━━━ Data provided ━━━

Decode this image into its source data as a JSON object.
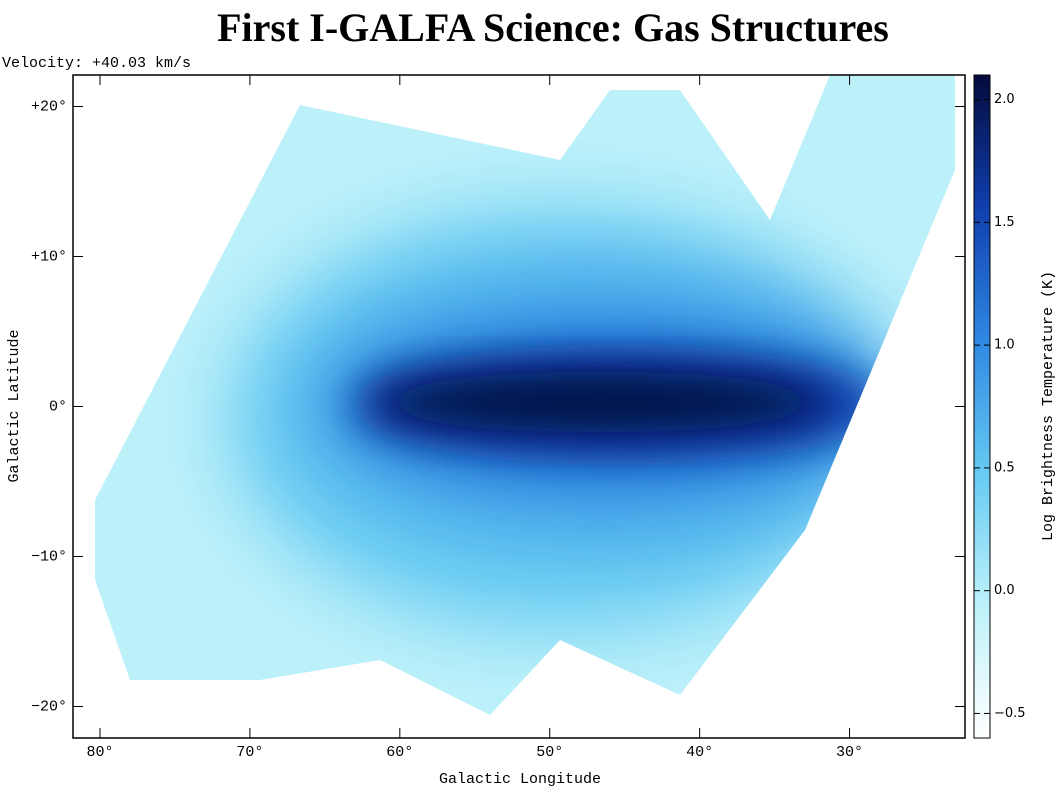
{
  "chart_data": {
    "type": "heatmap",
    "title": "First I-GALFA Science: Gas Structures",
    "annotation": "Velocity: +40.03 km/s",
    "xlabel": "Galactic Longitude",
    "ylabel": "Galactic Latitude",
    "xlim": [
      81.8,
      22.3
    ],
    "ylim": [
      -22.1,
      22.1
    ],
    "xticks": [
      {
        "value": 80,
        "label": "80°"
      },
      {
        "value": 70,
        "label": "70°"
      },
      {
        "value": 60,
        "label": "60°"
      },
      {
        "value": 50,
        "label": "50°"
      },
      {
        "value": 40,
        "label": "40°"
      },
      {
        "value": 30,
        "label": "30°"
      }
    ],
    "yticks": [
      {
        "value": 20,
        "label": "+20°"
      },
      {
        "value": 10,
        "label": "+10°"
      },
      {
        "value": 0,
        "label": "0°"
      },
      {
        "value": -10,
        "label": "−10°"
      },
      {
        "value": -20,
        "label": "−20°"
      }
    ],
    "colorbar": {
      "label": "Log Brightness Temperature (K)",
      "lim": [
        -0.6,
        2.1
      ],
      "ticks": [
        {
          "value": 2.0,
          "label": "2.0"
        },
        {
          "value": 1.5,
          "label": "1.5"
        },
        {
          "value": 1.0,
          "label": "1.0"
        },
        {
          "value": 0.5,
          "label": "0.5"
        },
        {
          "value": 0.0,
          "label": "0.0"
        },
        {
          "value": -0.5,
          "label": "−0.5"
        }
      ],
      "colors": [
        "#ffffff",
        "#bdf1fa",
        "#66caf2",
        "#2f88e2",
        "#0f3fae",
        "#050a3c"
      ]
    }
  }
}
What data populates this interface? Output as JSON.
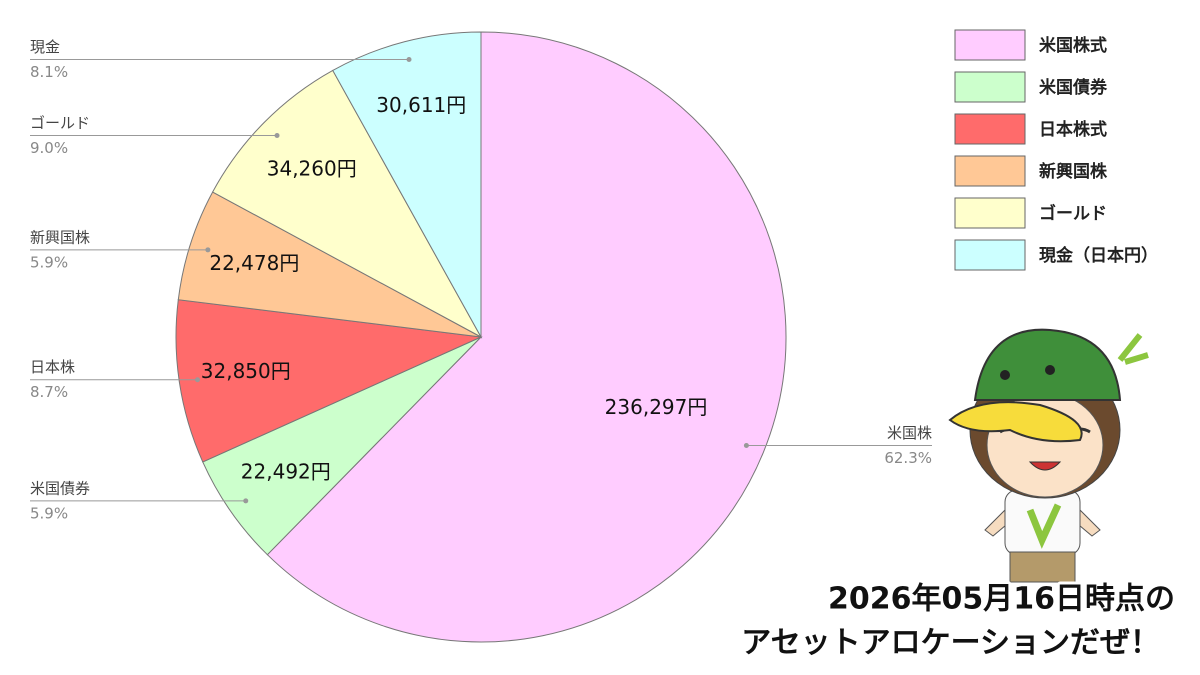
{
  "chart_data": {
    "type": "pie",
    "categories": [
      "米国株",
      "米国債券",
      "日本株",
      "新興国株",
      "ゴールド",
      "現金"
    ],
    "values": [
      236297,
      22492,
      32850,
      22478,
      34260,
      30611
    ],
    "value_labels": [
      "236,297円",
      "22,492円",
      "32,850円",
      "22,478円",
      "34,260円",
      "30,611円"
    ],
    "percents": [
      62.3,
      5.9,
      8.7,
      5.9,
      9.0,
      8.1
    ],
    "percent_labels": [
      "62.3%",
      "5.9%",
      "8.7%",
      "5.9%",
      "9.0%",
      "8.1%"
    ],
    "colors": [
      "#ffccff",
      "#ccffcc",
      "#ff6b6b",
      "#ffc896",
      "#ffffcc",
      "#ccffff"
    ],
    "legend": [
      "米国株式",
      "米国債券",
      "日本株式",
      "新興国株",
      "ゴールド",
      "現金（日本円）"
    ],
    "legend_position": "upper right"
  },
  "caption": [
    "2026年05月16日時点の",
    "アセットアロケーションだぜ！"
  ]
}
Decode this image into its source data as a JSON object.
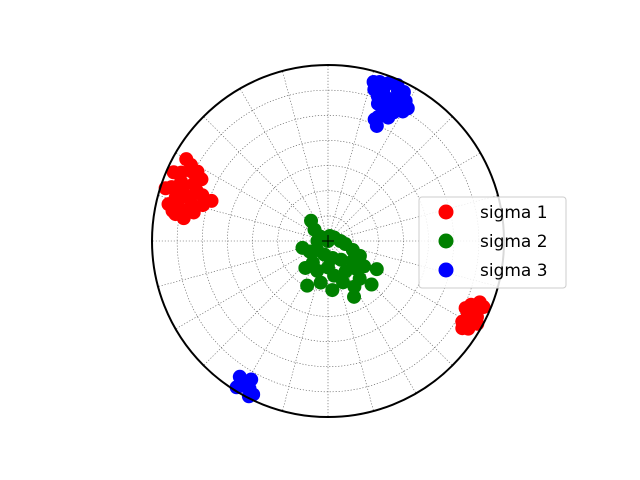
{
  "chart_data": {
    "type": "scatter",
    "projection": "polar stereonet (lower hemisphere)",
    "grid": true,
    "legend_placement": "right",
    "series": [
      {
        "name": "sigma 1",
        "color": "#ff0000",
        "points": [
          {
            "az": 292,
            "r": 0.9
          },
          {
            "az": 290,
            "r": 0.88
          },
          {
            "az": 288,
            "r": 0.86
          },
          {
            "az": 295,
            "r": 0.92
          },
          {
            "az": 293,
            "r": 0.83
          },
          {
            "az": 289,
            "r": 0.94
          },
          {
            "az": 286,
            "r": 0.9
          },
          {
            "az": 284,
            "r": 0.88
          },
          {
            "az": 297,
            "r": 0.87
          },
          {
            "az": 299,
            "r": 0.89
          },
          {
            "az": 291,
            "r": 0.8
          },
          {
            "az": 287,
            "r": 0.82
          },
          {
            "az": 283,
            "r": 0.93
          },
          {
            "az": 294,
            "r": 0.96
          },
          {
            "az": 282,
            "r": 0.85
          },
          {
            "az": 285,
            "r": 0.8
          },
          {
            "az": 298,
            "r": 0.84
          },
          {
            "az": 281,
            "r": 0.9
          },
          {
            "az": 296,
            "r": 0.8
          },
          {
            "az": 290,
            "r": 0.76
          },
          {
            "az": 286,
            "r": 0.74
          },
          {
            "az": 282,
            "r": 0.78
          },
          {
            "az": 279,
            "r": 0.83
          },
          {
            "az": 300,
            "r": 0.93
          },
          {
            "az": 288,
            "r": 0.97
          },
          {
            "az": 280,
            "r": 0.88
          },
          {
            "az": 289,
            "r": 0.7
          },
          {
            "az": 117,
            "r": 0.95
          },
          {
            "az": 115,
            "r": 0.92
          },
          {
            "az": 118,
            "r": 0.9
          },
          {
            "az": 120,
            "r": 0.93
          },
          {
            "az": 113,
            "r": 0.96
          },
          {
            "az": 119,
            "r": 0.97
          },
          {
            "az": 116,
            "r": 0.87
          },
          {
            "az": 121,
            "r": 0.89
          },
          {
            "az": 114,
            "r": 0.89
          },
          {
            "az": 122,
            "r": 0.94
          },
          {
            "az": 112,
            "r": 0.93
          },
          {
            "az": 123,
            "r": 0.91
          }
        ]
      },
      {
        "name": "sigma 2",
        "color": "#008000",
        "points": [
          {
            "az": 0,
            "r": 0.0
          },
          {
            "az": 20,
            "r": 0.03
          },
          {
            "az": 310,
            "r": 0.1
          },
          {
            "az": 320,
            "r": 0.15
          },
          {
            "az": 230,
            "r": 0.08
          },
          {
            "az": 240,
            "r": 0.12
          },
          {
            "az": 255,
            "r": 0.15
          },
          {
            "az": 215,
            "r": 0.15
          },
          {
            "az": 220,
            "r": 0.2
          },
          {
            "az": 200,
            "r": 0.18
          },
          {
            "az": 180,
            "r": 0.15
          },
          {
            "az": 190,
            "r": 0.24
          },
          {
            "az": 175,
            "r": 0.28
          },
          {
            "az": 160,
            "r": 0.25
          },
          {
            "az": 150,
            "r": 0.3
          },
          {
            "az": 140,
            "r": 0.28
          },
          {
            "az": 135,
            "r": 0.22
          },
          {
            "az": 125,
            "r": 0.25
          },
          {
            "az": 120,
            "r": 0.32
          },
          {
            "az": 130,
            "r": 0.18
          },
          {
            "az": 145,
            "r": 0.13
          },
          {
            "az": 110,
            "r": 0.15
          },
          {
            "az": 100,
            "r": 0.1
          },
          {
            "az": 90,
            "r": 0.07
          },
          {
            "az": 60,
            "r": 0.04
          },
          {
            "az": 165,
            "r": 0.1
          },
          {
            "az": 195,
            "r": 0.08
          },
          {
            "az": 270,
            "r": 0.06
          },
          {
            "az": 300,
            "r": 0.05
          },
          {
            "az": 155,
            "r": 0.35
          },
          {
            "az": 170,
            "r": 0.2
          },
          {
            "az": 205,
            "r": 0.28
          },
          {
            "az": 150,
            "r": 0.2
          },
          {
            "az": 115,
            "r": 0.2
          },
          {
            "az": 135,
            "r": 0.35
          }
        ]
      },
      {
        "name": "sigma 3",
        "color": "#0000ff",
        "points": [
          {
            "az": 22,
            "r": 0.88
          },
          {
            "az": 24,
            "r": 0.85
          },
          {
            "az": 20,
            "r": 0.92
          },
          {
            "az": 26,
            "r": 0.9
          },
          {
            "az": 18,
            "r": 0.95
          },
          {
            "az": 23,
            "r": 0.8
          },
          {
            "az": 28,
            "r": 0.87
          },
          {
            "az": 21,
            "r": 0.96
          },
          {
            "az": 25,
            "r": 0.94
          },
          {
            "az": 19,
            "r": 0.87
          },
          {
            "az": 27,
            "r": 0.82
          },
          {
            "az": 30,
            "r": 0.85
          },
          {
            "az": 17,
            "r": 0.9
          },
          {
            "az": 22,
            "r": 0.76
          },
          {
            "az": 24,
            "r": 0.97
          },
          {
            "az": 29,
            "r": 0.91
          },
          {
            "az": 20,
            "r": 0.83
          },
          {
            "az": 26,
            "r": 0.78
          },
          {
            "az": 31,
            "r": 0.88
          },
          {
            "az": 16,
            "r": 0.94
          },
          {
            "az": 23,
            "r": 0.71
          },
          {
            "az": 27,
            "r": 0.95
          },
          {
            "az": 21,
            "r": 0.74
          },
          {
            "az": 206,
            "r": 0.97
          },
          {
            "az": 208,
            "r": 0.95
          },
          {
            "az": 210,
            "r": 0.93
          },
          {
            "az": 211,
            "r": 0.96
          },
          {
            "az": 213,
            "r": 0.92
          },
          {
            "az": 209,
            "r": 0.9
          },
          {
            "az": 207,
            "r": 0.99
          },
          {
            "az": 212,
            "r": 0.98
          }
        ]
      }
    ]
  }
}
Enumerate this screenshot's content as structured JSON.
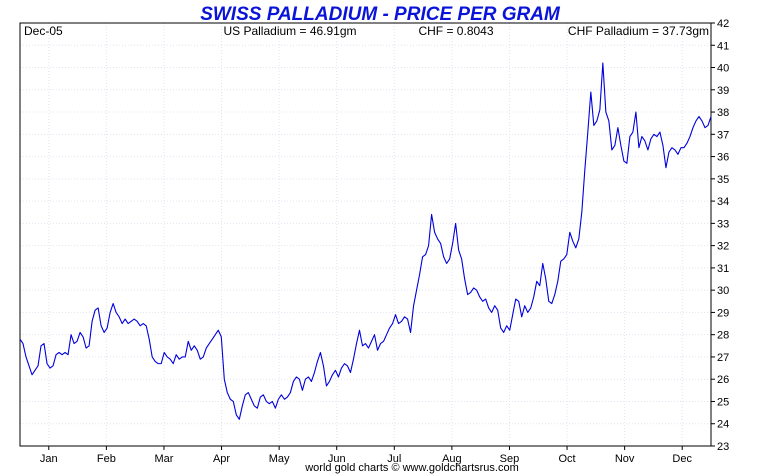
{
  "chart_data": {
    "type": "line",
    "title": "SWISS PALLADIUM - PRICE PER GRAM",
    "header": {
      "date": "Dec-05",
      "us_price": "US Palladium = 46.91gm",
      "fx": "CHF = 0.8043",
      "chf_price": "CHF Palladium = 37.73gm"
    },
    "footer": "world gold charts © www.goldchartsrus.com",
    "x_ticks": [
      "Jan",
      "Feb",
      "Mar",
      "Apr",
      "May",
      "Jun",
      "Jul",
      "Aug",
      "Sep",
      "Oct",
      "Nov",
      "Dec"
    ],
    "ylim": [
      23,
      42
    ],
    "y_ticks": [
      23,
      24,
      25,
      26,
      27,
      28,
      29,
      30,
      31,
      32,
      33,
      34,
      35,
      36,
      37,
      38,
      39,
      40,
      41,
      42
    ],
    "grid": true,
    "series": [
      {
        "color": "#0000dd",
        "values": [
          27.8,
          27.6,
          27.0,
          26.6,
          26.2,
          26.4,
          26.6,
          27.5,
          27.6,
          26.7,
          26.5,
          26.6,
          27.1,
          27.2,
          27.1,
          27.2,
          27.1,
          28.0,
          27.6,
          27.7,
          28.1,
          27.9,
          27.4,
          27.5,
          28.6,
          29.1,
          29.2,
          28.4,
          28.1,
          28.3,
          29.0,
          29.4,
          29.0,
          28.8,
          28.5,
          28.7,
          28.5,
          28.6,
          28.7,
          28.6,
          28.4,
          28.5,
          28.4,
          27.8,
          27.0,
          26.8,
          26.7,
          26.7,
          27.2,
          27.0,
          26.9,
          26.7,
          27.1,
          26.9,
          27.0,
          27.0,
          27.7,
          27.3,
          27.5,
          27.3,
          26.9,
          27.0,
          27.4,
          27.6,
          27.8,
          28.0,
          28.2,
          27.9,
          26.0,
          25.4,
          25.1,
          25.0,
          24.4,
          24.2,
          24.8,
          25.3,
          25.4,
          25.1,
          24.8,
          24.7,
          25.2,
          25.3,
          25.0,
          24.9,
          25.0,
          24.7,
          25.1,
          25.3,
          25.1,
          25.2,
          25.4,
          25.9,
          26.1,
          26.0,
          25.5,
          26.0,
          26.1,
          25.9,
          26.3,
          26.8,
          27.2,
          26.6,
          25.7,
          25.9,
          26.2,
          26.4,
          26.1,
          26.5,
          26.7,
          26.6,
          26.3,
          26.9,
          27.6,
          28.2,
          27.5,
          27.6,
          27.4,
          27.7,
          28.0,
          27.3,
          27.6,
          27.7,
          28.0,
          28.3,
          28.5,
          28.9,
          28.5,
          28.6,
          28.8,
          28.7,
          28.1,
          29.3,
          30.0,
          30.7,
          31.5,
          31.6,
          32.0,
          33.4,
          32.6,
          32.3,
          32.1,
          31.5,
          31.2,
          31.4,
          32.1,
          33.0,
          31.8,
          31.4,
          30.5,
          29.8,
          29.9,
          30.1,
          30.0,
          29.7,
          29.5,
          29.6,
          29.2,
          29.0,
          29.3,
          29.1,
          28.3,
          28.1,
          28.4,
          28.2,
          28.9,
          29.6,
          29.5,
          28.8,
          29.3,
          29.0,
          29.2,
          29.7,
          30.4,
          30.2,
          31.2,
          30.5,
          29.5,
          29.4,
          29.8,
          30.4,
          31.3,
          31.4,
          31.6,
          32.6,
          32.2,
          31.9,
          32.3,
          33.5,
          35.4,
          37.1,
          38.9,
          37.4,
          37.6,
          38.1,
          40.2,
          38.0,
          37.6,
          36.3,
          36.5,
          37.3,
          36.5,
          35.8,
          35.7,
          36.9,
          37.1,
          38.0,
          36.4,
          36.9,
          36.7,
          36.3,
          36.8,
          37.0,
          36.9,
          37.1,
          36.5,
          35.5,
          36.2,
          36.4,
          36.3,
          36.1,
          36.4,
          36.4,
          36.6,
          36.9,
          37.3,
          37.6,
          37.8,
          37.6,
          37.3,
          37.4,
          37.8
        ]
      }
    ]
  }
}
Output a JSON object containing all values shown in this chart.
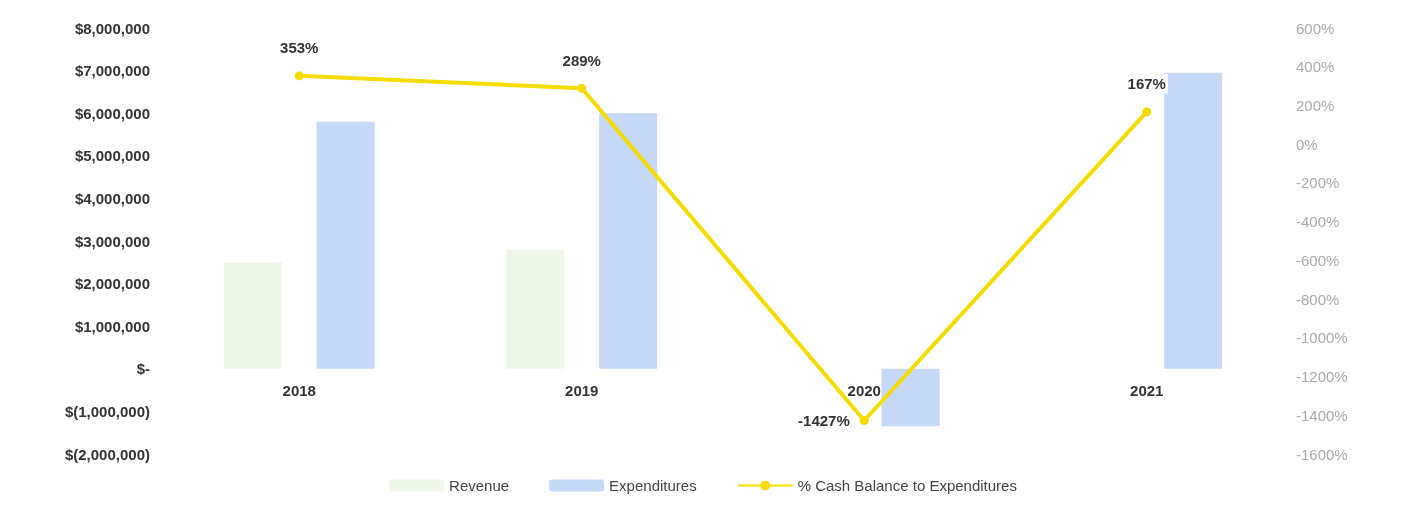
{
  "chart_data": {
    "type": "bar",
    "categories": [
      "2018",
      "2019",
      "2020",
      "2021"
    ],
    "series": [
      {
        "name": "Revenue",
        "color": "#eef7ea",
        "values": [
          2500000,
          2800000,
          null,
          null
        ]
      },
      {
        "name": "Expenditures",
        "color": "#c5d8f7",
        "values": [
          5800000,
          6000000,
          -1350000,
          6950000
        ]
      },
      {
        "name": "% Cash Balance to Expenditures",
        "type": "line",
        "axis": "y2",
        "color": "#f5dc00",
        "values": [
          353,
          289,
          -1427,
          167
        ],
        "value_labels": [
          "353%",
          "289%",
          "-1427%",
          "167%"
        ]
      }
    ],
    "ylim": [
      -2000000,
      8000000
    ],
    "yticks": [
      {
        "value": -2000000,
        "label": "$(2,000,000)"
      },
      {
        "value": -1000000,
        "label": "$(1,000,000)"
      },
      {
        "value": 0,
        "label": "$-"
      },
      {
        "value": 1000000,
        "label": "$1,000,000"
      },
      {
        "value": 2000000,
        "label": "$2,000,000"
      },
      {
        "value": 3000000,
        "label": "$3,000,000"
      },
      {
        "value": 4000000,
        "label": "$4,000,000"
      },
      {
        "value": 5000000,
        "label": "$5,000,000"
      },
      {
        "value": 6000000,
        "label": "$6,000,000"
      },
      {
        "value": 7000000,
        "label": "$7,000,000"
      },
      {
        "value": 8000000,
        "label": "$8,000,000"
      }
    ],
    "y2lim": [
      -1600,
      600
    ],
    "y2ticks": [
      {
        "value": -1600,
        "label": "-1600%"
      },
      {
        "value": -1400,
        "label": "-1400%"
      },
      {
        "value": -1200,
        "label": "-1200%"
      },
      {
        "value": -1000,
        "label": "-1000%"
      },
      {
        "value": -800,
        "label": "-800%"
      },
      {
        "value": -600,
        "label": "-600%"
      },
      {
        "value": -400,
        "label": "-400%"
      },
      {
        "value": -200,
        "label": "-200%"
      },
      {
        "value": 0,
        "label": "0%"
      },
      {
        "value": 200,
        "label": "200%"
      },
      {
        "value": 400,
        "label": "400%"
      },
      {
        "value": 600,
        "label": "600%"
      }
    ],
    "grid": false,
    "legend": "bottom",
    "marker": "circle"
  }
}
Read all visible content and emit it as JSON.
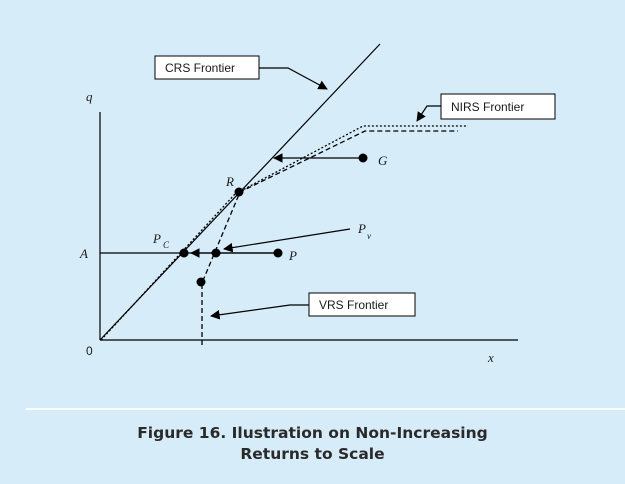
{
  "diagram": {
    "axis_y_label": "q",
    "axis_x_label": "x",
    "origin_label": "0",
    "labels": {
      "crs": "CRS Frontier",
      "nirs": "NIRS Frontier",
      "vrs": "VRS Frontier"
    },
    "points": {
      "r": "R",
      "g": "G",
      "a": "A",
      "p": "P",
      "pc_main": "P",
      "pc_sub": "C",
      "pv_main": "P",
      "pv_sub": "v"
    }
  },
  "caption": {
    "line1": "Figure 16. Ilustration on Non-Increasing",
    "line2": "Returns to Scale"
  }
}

━━━

**What to work on**: Copy all lines of the listing above that contain the string "Output".

**Response below**:
What data populates this interface? Output as JSON.
Output a JSON object containing all values shown in this chart.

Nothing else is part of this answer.